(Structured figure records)
______

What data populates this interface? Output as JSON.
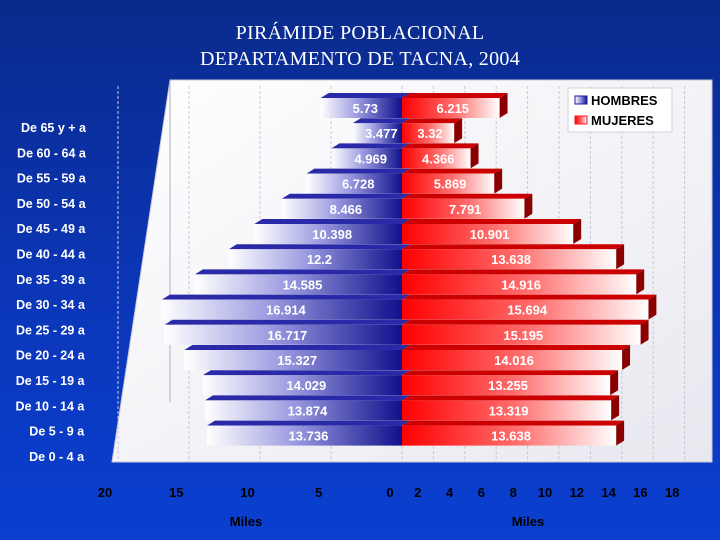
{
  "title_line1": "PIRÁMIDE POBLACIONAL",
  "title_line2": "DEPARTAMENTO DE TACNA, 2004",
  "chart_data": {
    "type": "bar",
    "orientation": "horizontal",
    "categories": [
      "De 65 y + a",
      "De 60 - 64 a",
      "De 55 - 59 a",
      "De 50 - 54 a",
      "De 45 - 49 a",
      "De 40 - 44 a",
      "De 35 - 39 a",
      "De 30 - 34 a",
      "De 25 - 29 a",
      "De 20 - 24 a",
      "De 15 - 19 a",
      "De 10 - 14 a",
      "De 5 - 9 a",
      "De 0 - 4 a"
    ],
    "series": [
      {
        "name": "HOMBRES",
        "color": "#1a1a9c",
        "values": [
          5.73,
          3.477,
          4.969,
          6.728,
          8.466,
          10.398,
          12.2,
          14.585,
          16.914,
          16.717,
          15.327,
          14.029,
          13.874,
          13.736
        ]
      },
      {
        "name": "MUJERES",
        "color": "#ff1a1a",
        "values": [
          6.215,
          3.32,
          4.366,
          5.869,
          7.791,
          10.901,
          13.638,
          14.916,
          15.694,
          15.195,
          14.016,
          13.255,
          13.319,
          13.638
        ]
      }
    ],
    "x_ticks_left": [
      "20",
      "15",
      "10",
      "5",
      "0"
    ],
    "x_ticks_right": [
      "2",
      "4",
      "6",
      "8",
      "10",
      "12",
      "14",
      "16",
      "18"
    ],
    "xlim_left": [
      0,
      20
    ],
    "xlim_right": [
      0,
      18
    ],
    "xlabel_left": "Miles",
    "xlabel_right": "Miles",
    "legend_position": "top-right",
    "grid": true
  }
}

______

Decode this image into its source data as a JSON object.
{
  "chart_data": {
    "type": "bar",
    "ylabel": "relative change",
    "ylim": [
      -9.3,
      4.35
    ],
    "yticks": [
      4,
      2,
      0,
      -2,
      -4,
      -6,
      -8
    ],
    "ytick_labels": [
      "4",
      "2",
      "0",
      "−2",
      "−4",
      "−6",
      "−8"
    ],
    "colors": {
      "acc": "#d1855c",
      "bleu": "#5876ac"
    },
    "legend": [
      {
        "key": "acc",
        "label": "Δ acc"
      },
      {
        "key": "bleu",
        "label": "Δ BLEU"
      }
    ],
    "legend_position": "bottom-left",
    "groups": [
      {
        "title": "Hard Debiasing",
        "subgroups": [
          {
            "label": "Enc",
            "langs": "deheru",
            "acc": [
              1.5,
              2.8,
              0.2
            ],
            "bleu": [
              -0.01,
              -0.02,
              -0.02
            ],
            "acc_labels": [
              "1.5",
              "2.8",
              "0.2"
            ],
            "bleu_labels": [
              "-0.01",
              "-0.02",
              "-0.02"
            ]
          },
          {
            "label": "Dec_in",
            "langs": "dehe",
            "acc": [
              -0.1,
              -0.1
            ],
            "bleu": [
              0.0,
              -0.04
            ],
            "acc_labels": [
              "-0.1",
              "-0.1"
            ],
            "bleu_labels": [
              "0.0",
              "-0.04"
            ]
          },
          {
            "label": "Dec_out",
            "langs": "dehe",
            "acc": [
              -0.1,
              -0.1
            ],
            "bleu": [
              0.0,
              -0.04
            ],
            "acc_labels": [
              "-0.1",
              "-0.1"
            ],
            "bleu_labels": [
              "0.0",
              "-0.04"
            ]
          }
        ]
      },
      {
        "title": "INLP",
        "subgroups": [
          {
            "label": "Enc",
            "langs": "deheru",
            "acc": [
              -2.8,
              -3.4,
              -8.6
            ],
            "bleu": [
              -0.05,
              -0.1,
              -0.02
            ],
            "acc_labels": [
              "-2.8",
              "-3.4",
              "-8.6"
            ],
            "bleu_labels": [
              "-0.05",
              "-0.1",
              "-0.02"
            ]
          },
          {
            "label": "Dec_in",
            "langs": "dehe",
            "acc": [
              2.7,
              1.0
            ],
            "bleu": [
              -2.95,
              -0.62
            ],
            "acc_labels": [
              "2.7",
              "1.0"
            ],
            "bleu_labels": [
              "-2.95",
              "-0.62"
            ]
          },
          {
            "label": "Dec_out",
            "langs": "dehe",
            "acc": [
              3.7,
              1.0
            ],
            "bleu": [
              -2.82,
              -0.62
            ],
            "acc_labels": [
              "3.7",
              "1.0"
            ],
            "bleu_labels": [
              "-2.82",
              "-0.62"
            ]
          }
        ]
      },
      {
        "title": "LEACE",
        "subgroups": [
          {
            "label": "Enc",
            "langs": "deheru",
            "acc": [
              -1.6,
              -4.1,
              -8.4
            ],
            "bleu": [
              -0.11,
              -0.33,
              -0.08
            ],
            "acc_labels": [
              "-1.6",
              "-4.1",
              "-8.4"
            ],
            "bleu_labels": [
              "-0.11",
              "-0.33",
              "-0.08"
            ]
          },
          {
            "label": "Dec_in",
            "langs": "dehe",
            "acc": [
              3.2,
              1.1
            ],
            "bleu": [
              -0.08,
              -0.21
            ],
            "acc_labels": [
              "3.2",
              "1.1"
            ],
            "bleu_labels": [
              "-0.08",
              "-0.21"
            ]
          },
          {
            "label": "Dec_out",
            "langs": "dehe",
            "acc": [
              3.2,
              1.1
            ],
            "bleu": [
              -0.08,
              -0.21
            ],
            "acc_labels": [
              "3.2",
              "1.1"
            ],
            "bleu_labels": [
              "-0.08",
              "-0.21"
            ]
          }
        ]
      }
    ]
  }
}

______

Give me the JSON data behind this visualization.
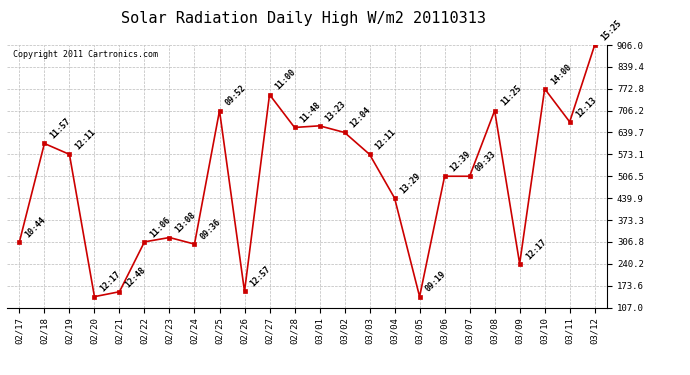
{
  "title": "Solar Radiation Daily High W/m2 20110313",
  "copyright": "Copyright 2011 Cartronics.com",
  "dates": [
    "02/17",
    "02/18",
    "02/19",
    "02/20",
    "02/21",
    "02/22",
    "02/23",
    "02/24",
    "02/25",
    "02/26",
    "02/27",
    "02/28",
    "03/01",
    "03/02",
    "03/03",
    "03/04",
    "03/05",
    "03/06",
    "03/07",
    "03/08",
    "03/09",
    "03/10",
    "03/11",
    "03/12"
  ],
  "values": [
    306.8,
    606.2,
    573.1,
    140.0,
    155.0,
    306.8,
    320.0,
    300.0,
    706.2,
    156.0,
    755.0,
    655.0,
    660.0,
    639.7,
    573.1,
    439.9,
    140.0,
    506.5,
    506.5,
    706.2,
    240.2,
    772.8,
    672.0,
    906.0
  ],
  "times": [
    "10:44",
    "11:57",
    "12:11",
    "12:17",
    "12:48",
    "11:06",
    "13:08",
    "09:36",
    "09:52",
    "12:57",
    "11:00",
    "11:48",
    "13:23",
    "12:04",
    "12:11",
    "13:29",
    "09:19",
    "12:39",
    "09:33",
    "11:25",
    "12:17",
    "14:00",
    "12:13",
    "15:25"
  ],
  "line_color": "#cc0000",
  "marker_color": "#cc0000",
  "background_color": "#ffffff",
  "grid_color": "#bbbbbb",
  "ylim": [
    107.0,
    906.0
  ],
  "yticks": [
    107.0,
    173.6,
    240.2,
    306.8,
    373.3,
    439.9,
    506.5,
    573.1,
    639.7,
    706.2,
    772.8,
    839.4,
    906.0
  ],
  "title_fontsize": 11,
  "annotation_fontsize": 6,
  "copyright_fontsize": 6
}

______

Report the number of lines in the entries above that include the word "Miles" and add nothing to it.

2